All entries below need to be written out exactly, but without their pictures.

▽

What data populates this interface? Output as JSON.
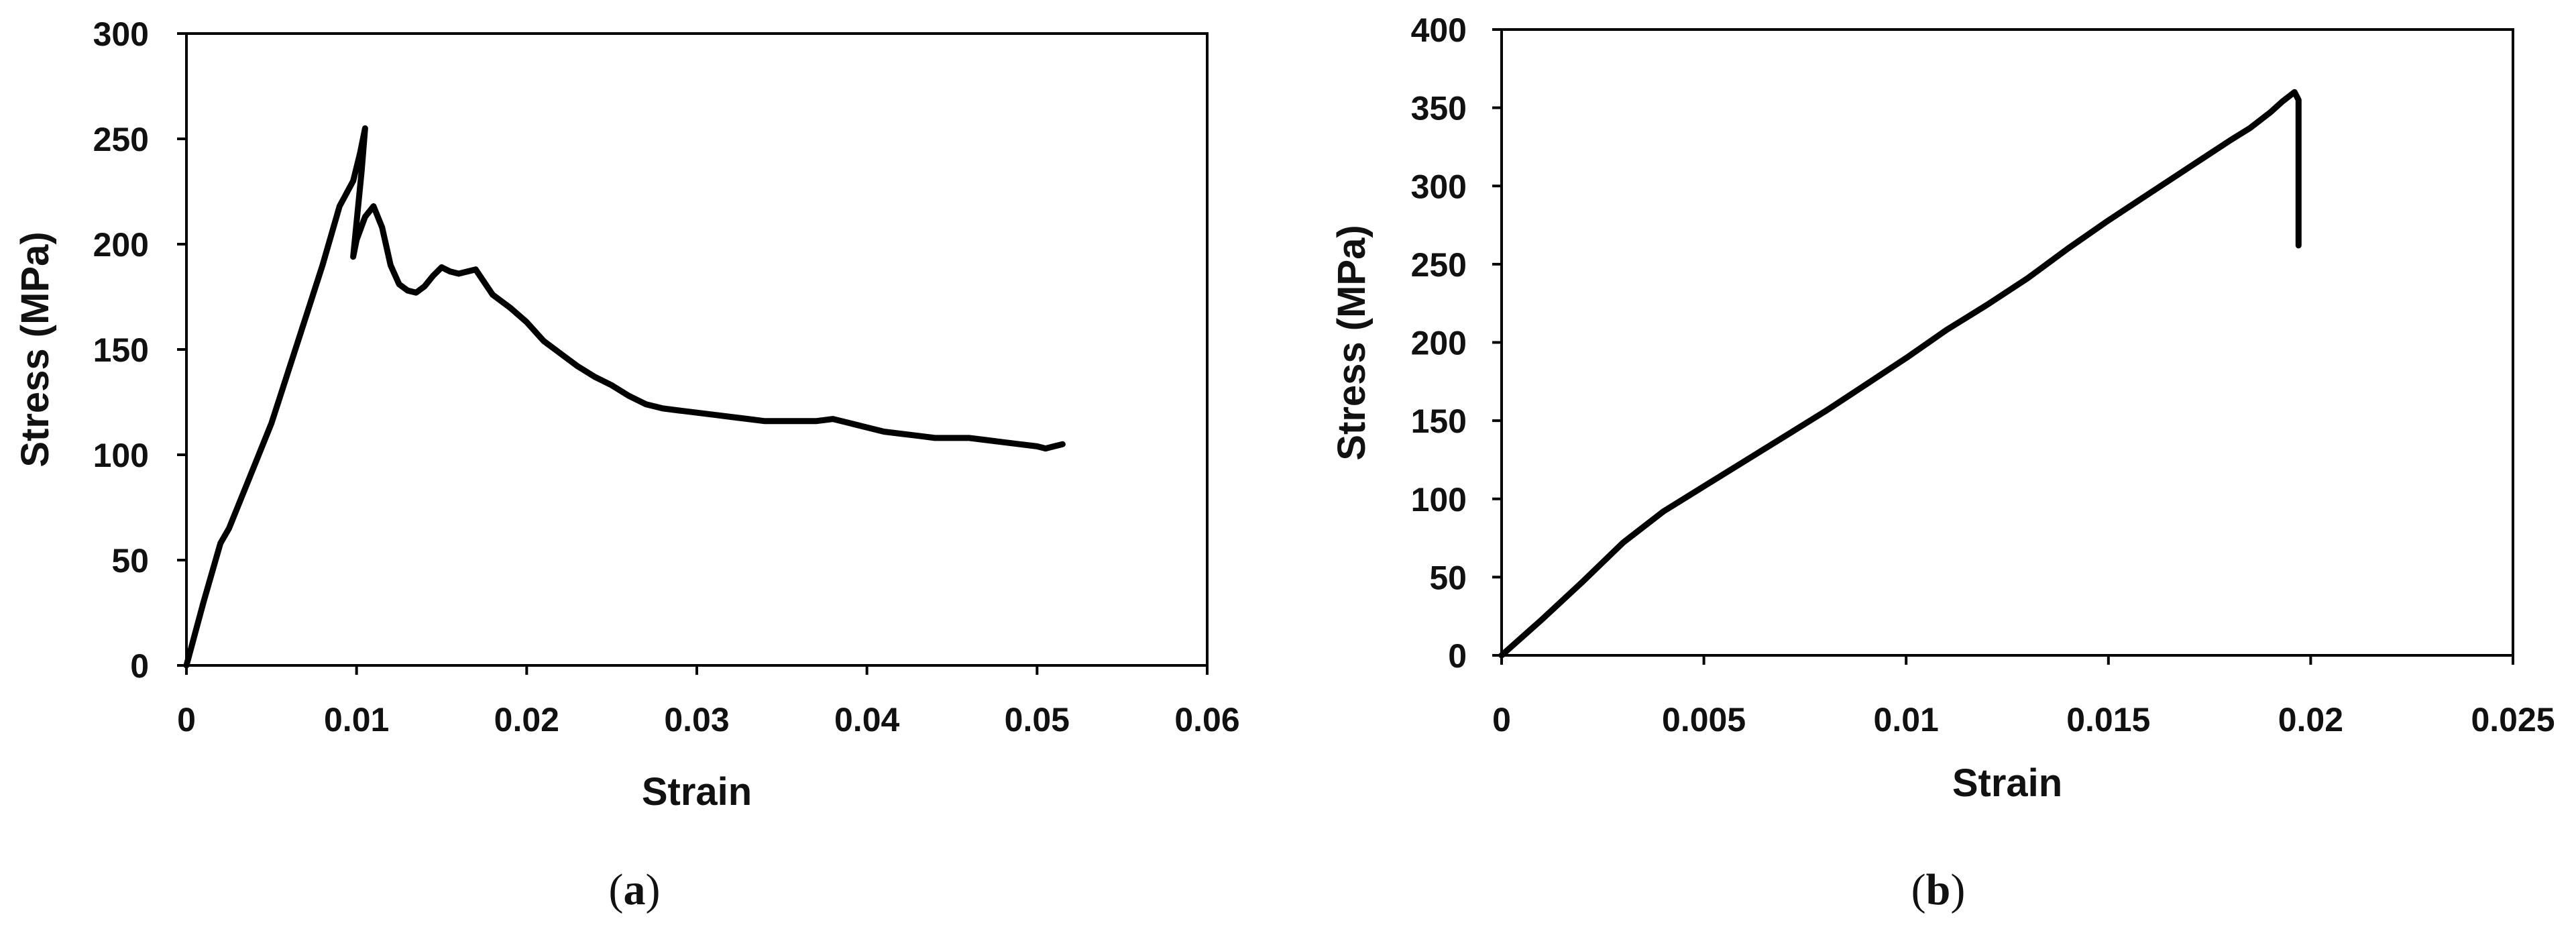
{
  "chart_data": [
    {
      "panel": "a",
      "caption_letter": "a",
      "type": "line",
      "title": "",
      "xlabel": "Strain",
      "ylabel": "Stress (MPa)",
      "xlim": [
        0,
        0.06
      ],
      "ylim": [
        0,
        300
      ],
      "xticks": [
        0,
        0.01,
        0.02,
        0.03,
        0.04,
        0.05,
        0.06
      ],
      "xtick_labels": [
        "0",
        "0.01",
        "0.02",
        "0.03",
        "0.04",
        "0.05",
        "0.06"
      ],
      "yticks": [
        0,
        50,
        100,
        150,
        200,
        250,
        300
      ],
      "ytick_labels": [
        "0",
        "50",
        "100",
        "150",
        "200",
        "250",
        "300"
      ],
      "grid": false,
      "legend": "none",
      "line_color": "#000000",
      "series": [
        {
          "x": [
            0,
            0.001,
            0.002,
            0.0025,
            0.003,
            0.004,
            0.005,
            0.006,
            0.007,
            0.008,
            0.009,
            0.0098,
            0.0102,
            0.0105,
            0.0103,
            0.0098,
            0.01,
            0.0105,
            0.011,
            0.0115,
            0.012,
            0.0125,
            0.013,
            0.0135,
            0.014,
            0.0145,
            0.015,
            0.0155,
            0.016,
            0.017,
            0.018,
            0.019,
            0.02,
            0.021,
            0.022,
            0.023,
            0.024,
            0.025,
            0.026,
            0.027,
            0.028,
            0.029,
            0.03,
            0.031,
            0.032,
            0.033,
            0.034,
            0.035,
            0.036,
            0.037,
            0.038,
            0.039,
            0.04,
            0.041,
            0.042,
            0.043,
            0.044,
            0.045,
            0.046,
            0.047,
            0.048,
            0.049,
            0.05,
            0.0505,
            0.051,
            0.0515
          ],
          "y": [
            0,
            30,
            58,
            65,
            75,
            95,
            115,
            140,
            165,
            190,
            218,
            230,
            243,
            255,
            235,
            194,
            202,
            213,
            218,
            208,
            190,
            181,
            178,
            177,
            180,
            185,
            189,
            187,
            186,
            188,
            176,
            170,
            163,
            154,
            148,
            142,
            137,
            133,
            128,
            124,
            122,
            121,
            120,
            119,
            118,
            117,
            116,
            116,
            116,
            116,
            117,
            115,
            113,
            111,
            110,
            109,
            108,
            108,
            108,
            107,
            106,
            105,
            104,
            103,
            104,
            105
          ]
        }
      ]
    },
    {
      "panel": "b",
      "caption_letter": "b",
      "type": "line",
      "title": "",
      "xlabel": "Strain",
      "ylabel": "Stress (MPa)",
      "xlim": [
        0,
        0.025
      ],
      "ylim": [
        0,
        400
      ],
      "xticks": [
        0,
        0.005,
        0.01,
        0.015,
        0.02,
        0.025
      ],
      "xtick_labels": [
        "0",
        "0.005",
        "0.01",
        "0.015",
        "0.02",
        "0.025"
      ],
      "yticks": [
        0,
        50,
        100,
        150,
        200,
        250,
        300,
        350,
        400
      ],
      "ytick_labels": [
        "0",
        "50",
        "100",
        "150",
        "200",
        "250",
        "300",
        "350",
        "400"
      ],
      "grid": false,
      "legend": "none",
      "line_color": "#000000",
      "series": [
        {
          "x": [
            0,
            0.001,
            0.002,
            0.003,
            0.004,
            0.005,
            0.006,
            0.007,
            0.008,
            0.009,
            0.01,
            0.011,
            0.012,
            0.013,
            0.014,
            0.015,
            0.016,
            0.017,
            0.018,
            0.0185,
            0.019,
            0.0193,
            0.0195,
            0.0196,
            0.0197,
            0.0197,
            0.0197
          ],
          "y": [
            0,
            23,
            47,
            72,
            92,
            108,
            124,
            140,
            156,
            173,
            190,
            208,
            224,
            241,
            260,
            278,
            295,
            312,
            329,
            337,
            347,
            354,
            358,
            360,
            355,
            310,
            262
          ]
        }
      ]
    }
  ]
}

△

• [Final result]
What data populates this interface? Output as JSON.
{
  "chart_data": [
    {
      "panel": "a",
      "caption_letter": "a",
      "type": "line",
      "title": "",
      "xlabel": "Strain",
      "ylabel": "Stress (MPa)",
      "xlim": [
        0,
        0.06
      ],
      "ylim": [
        0,
        300
      ],
      "xticks": [
        0,
        0.01,
        0.02,
        0.03,
        0.04,
        0.05,
        0.06
      ],
      "xtick_labels": [
        "0",
        "0.01",
        "0.02",
        "0.03",
        "0.04",
        "0.05",
        "0.06"
      ],
      "yticks": [
        0,
        50,
        100,
        150,
        200,
        250,
        300
      ],
      "ytick_labels": [
        "0",
        "50",
        "100",
        "150",
        "200",
        "250",
        "300"
      ],
      "grid": false,
      "legend": "none",
      "line_color": "#000000",
      "series": [
        {
          "x": [
            0,
            0.001,
            0.002,
            0.0025,
            0.003,
            0.004,
            0.005,
            0.006,
            0.007,
            0.008,
            0.009,
            0.0098,
            0.0102,
            0.0105,
            0.0103,
            0.0098,
            0.01,
            0.0105,
            0.011,
            0.0115,
            0.012,
            0.0125,
            0.013,
            0.0135,
            0.014,
            0.0145,
            0.015,
            0.0155,
            0.016,
            0.017,
            0.018,
            0.019,
            0.02,
            0.021,
            0.022,
            0.023,
            0.024,
            0.025,
            0.026,
            0.027,
            0.028,
            0.029,
            0.03,
            0.031,
            0.032,
            0.033,
            0.034,
            0.035,
            0.036,
            0.037,
            0.038,
            0.039,
            0.04,
            0.041,
            0.042,
            0.043,
            0.044,
            0.045,
            0.046,
            0.047,
            0.048,
            0.049,
            0.05,
            0.0505,
            0.051,
            0.0515
          ],
          "y": [
            0,
            30,
            58,
            65,
            75,
            95,
            115,
            140,
            165,
            190,
            218,
            230,
            243,
            255,
            235,
            194,
            202,
            213,
            218,
            208,
            190,
            181,
            178,
            177,
            180,
            185,
            189,
            187,
            186,
            188,
            176,
            170,
            163,
            154,
            148,
            142,
            137,
            133,
            128,
            124,
            122,
            121,
            120,
            119,
            118,
            117,
            116,
            116,
            116,
            116,
            117,
            115,
            113,
            111,
            110,
            109,
            108,
            108,
            108,
            107,
            106,
            105,
            104,
            103,
            104,
            105
          ]
        }
      ]
    },
    {
      "panel": "b",
      "caption_letter": "b",
      "type": "line",
      "title": "",
      "xlabel": "Strain",
      "ylabel": "Stress (MPa)",
      "xlim": [
        0,
        0.025
      ],
      "ylim": [
        0,
        400
      ],
      "xticks": [
        0,
        0.005,
        0.01,
        0.015,
        0.02,
        0.025
      ],
      "xtick_labels": [
        "0",
        "0.005",
        "0.01",
        "0.015",
        "0.02",
        "0.025"
      ],
      "yticks": [
        0,
        50,
        100,
        150,
        200,
        250,
        300,
        350,
        400
      ],
      "ytick_labels": [
        "0",
        "50",
        "100",
        "150",
        "200",
        "250",
        "300",
        "350",
        "400"
      ],
      "grid": false,
      "legend": "none",
      "line_color": "#000000",
      "series": [
        {
          "x": [
            0,
            0.001,
            0.002,
            0.003,
            0.004,
            0.005,
            0.006,
            0.007,
            0.008,
            0.009,
            0.01,
            0.011,
            0.012,
            0.013,
            0.014,
            0.015,
            0.016,
            0.017,
            0.018,
            0.0185,
            0.019,
            0.0193,
            0.0195,
            0.0196,
            0.0197,
            0.0197,
            0.0197
          ],
          "y": [
            0,
            23,
            47,
            72,
            92,
            108,
            124,
            140,
            156,
            173,
            190,
            208,
            224,
            241,
            260,
            278,
            295,
            312,
            329,
            337,
            347,
            354,
            358,
            360,
            355,
            310,
            262
          ]
        }
      ]
    }
  ]
}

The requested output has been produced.